# start of The records

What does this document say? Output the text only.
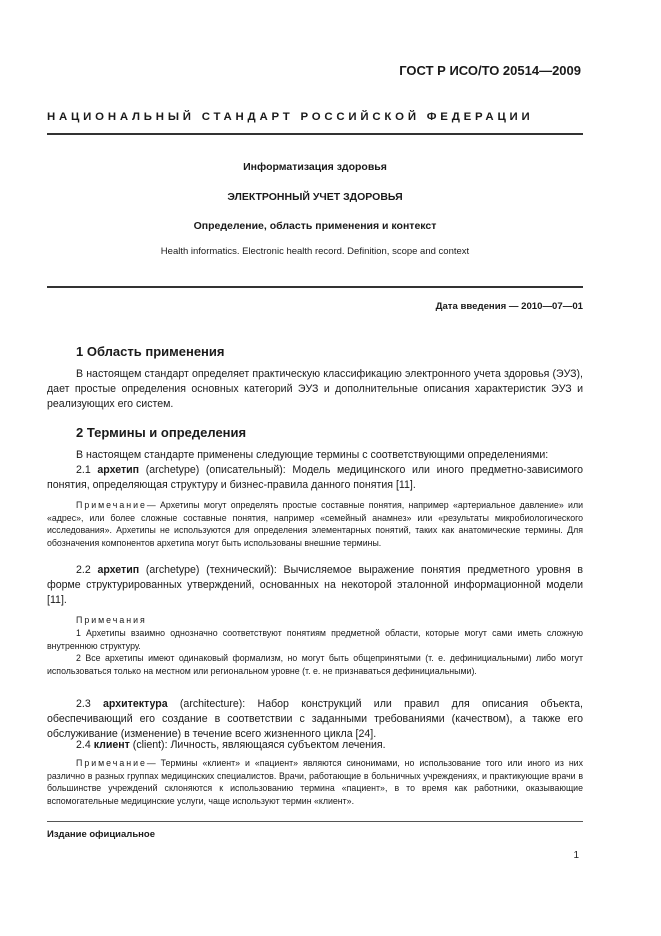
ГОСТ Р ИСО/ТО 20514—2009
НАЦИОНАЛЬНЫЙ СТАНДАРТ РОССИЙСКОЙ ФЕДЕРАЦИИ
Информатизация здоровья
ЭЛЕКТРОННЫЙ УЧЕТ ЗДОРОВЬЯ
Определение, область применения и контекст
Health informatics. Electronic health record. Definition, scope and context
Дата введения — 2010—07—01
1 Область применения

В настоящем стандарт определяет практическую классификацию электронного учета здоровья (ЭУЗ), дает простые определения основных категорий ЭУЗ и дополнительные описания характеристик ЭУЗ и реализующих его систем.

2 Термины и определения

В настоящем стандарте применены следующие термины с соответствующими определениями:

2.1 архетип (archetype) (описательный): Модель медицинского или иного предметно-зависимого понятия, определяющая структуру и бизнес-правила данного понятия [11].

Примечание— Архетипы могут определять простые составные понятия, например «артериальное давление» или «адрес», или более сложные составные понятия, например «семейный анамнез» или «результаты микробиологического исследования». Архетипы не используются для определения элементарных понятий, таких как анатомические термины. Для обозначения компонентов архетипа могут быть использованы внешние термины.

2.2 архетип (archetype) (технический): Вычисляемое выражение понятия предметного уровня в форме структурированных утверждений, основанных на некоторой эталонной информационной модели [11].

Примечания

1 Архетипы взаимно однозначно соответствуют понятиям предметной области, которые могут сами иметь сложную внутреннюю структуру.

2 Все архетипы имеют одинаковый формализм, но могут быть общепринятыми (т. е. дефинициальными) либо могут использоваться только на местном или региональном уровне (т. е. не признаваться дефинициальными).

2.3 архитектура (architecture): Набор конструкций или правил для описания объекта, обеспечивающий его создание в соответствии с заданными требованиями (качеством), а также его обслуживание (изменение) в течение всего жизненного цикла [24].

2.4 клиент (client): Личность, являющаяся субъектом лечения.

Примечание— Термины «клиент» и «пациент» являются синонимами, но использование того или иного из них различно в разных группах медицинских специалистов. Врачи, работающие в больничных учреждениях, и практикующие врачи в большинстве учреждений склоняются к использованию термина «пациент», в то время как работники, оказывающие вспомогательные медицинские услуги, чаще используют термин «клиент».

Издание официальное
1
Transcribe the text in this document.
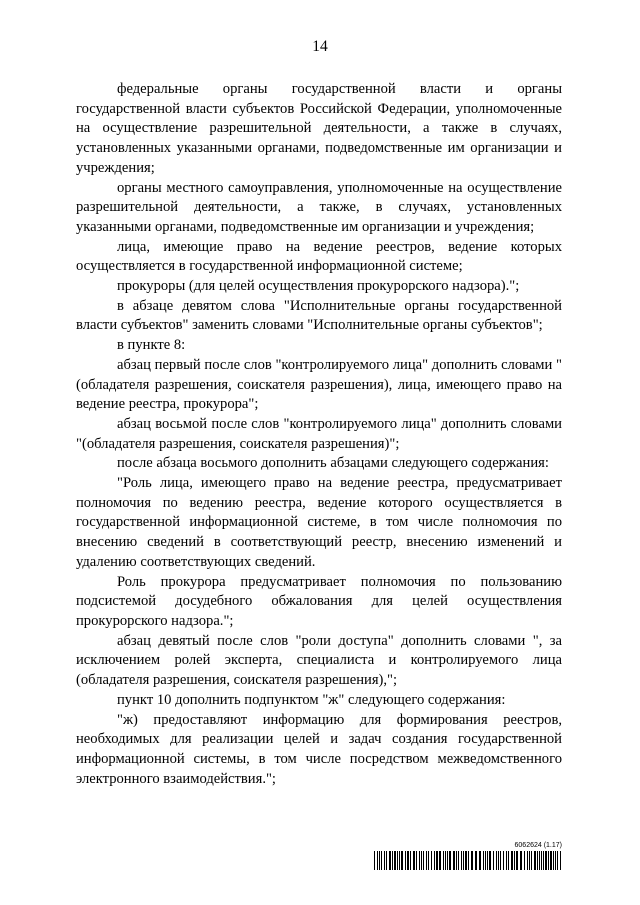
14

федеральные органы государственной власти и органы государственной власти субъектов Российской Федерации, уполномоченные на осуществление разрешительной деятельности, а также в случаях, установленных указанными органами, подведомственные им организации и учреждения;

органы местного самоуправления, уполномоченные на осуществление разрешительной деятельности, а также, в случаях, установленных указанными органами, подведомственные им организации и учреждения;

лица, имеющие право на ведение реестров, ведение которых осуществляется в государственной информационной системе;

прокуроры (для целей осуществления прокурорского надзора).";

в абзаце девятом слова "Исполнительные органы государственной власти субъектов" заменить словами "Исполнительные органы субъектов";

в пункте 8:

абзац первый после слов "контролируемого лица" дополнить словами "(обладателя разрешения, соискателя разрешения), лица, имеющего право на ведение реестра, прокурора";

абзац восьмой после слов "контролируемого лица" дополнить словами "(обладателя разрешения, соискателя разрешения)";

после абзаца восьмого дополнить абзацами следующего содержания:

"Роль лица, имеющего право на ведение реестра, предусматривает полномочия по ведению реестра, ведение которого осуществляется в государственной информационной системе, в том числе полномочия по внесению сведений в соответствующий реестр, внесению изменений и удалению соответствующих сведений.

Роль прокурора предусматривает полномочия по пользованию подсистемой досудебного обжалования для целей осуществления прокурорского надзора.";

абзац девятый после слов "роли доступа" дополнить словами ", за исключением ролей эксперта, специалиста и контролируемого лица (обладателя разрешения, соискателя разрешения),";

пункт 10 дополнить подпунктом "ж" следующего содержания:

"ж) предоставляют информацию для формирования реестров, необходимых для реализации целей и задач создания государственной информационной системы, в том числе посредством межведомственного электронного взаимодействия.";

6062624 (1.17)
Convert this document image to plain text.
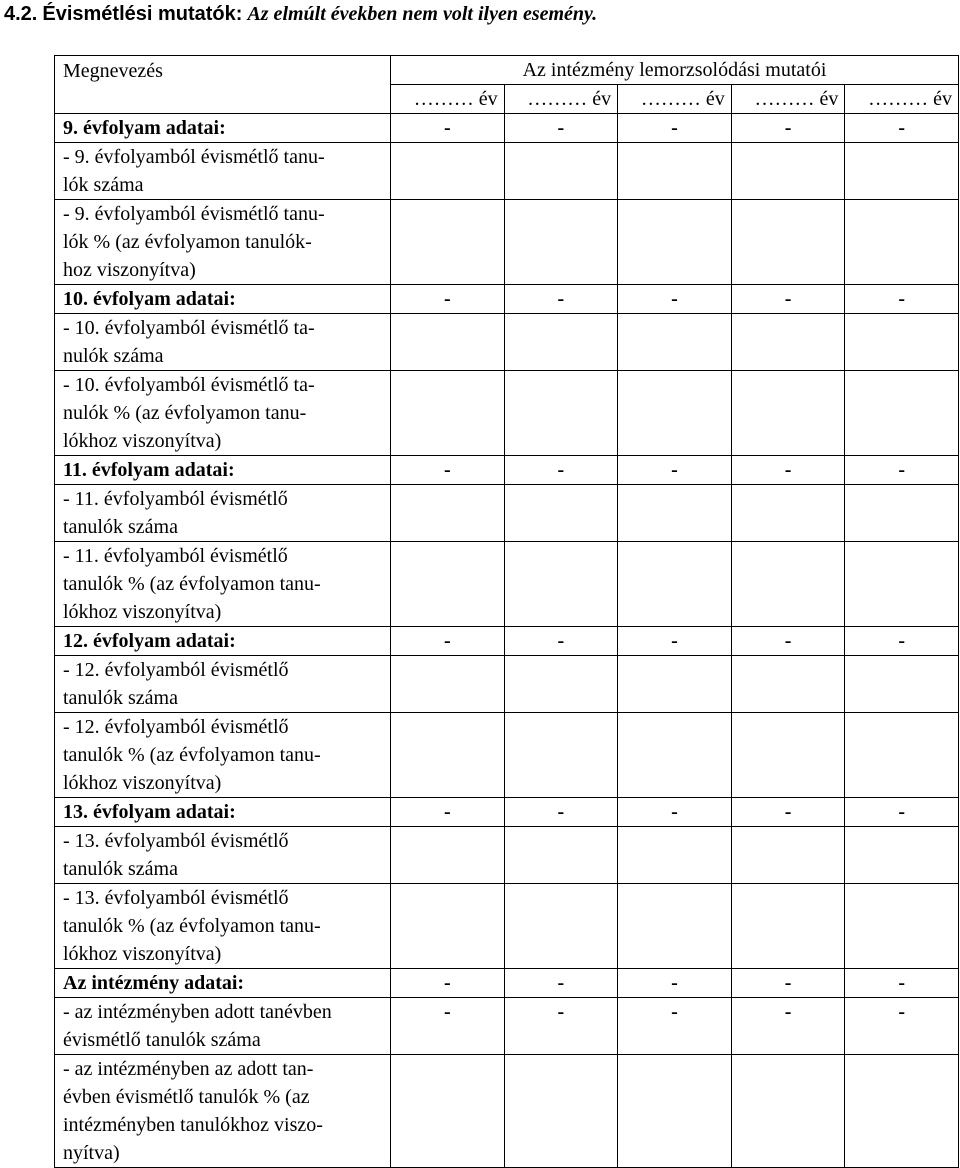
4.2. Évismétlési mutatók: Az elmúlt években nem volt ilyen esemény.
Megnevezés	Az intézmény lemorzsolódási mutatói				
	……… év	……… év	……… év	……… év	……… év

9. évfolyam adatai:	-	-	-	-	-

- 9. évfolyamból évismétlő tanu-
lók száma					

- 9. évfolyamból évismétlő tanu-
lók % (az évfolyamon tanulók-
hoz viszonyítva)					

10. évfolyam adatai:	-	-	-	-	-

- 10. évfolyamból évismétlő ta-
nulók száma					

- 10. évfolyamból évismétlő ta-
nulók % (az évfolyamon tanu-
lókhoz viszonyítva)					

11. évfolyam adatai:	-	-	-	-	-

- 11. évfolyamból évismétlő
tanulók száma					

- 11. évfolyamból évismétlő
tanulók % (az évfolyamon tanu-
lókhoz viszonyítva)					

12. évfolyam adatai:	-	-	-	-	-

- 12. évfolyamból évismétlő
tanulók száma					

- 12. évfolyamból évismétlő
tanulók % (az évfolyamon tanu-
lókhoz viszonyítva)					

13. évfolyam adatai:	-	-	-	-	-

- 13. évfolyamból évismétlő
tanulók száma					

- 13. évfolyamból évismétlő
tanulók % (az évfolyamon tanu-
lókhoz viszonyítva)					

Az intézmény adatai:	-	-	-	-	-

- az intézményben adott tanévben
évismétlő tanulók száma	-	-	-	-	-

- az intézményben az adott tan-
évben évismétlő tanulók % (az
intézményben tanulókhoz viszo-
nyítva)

# end of The records

- [Task details]: Reproduce the entries above word for word. Pictures stay out.

- [Full answer]:
What does this document say? Output the text only.
ГОСТ Р ИСО/ТО 20514—2009
НАЦИОНАЛЬНЫЙ СТАНДАРТ РОССИЙСКОЙ ФЕДЕРАЦИИ
Информатизация здоровья
ЭЛЕКТРОННЫЙ УЧЕТ ЗДОРОВЬЯ
Определение, область применения и контекст
Health informatics. Electronic health record. Definition, scope and context
Дата введения — 2010—07—01
1 Область применения

В настоящем стандарт определяет практическую классификацию электронного учета здоровья (ЭУЗ), дает простые определения основных категорий ЭУЗ и дополнительные описания характеристик ЭУЗ и реализующих его систем.

2 Термины и определения

В настоящем стандарте применены следующие термины с соответствующими определениями:

2.1 архетип (archetype) (описательный): Модель медицинского или иного предметно-зависимого понятия, определяющая структуру и бизнес-правила данного понятия [11].

Примечание— Архетипы могут определять простые составные понятия, например «артериальное давление» или «адрес», или более сложные составные понятия, например «семейный анамнез» или «результаты микробиологического исследования». Архетипы не используются для определения элементарных понятий, таких как анатомические термины. Для обозначения компонентов архетипа могут быть использованы внешние термины.

2.2 архетип (archetype) (технический): Вычисляемое выражение понятия предметного уровня в форме структурированных утверждений, основанных на некоторой эталонной информационной модели [11].

Примечания

1 Архетипы взаимно однозначно соответствуют понятиям предметной области, которые могут сами иметь сложную внутреннюю структуру.

2 Все архетипы имеют одинаковый формализм, но могут быть общепринятыми (т. е. дефинициальными) либо могут использоваться только на местном или региональном уровне (т. е. не признаваться дефинициальными).

2.3 архитектура (architecture): Набор конструкций или правил для описания объекта, обеспечивающий его создание в соответствии с заданными требованиями (качеством), а также его обслуживание (изменение) в течение всего жизненного цикла [24].

2.4 клиент (client): Личность, являющаяся субъектом лечения.

Примечание— Термины «клиент» и «пациент» являются синонимами, но использование того или иного из них различно в разных группах медицинских специалистов. Врачи, работающие в больничных учреждениях, и практикующие врачи в большинстве учреждений склоняются к использованию термина «пациент», в то время как работники, оказывающие вспомогательные медицинские услуги, чаще используют термин «клиент».

Издание официальное
1
Transcribe the text in this document.
14

федеральные органы государственной власти и органы государственной власти субъектов Российской Федерации, уполномоченные на осуществление разрешительной деятельности, а также в случаях, установленных указанными органами, подведомственные им организации и учреждения;

органы местного самоуправления, уполномоченные на осуществление разрешительной деятельности, а также, в случаях, установленных указанными органами, подведомственные им организации и учреждения;

лица, имеющие право на ведение реестров, ведение которых осуществляется в государственной информационной системе;

прокуроры (для целей осуществления прокурорского надзора).";

в абзаце девятом слова "Исполнительные органы государственной власти субъектов" заменить словами "Исполнительные органы субъектов";

в пункте 8:

абзац первый после слов "контролируемого лица" дополнить словами "(обладателя разрешения, соискателя разрешения), лица, имеющего право на ведение реестра, прокурора";

абзац восьмой после слов "контролируемого лица" дополнить словами "(обладателя разрешения, соискателя разрешения)";

после абзаца восьмого дополнить абзацами следующего содержания:

"Роль лица, имеющего право на ведение реестра, предусматривает полномочия по ведению реестра, ведение которого осуществляется в государственной информационной системе, в том числе полномочия по внесению сведений в соответствующий реестр, внесению изменений и удалению соответствующих сведений.

Роль прокурора предусматривает полномочия по пользованию подсистемой досудебного обжалования для целей осуществления прокурорского надзора.";

абзац девятый после слов "роли доступа" дополнить словами ", за исключением ролей эксперта, специалиста и контролируемого лица (обладателя разрешения, соискателя разрешения),";

пункт 10 дополнить подпунктом "ж" следующего содержания:

"ж) предоставляют информацию для формирования реестров, необходимых для реализации целей и задач создания государственной информационной системы, в том числе посредством межведомственного электронного взаимодействия.";

6062624 (1.17)
Convert this document image to plain text.
4.2. Évismétlési mutatók: Az elmúlt években nem volt ilyen esemény.
Megnevezés	Az intézmény lemorzsolódási mutatói				
	……… év	……… év	……… év	……… év	……… év

9. évfolyam adatai:	-	-	-	-	-

- 9. évfolyamból évismétlő tanu-
lók száma					

- 9. évfolyamból évismétlő tanu-
lók % (az évfolyamon tanulók-
hoz viszonyítva)					

10. évfolyam adatai:	-	-	-	-	-

- 10. évfolyamból évismétlő ta-
nulók száma					

- 10. évfolyamból évismétlő ta-
nulók % (az évfolyamon tanu-
lókhoz viszonyítva)					

11. évfolyam adatai:	-	-	-	-	-

- 11. évfolyamból évismétlő
tanulók száma					

- 11. évfolyamból évismétlő
tanulók % (az évfolyamon tanu-
lókhoz viszonyítva)					

12. évfolyam adatai:	-	-	-	-	-

- 12. évfolyamból évismétlő
tanulók száma					

- 12. évfolyamból évismétlő
tanulók % (az évfolyamon tanu-
lókhoz viszonyítva)					

13. évfolyam adatai:	-	-	-	-	-

- 13. évfolyamból évismétlő
tanulók száma					

- 13. évfolyamból évismétlő
tanulók % (az évfolyamon tanu-
lókhoz viszonyítva)					

Az intézmény adatai:	-	-	-	-	-

- az intézményben adott tanévben
évismétlő tanulók száma	-	-	-	-	-

- az intézményben az adott tan-
évben évismétlő tanulók % (az
intézményben tanulókhoz viszo-
nyítva)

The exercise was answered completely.